# Short task
Check each line of the material below for "this". Report how many have it, with no other words.

-- Data entries start --

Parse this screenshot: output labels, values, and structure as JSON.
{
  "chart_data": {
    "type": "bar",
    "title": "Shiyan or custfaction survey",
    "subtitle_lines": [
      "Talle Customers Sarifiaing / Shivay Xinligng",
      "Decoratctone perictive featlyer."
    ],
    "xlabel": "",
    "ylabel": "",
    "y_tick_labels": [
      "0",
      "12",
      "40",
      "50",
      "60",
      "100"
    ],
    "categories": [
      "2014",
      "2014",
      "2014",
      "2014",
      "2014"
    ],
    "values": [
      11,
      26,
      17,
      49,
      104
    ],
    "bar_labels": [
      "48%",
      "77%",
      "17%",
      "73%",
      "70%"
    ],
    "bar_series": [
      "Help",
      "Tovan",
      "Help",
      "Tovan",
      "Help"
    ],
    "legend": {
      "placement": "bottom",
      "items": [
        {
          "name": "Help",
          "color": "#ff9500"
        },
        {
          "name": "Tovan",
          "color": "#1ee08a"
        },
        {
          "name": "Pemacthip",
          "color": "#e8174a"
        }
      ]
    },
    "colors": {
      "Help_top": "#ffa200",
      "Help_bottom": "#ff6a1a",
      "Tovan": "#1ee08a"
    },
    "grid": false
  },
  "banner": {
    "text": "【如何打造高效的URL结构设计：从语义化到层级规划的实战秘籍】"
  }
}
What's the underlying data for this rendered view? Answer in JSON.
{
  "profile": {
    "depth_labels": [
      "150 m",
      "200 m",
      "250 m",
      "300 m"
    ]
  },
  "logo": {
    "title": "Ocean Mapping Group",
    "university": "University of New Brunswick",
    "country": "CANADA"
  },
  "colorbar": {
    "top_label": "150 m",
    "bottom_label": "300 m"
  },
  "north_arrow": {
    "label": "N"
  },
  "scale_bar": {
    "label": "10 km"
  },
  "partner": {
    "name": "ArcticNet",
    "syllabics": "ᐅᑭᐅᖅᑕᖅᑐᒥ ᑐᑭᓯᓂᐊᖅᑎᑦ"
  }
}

-- Data entries end --

# The answer
2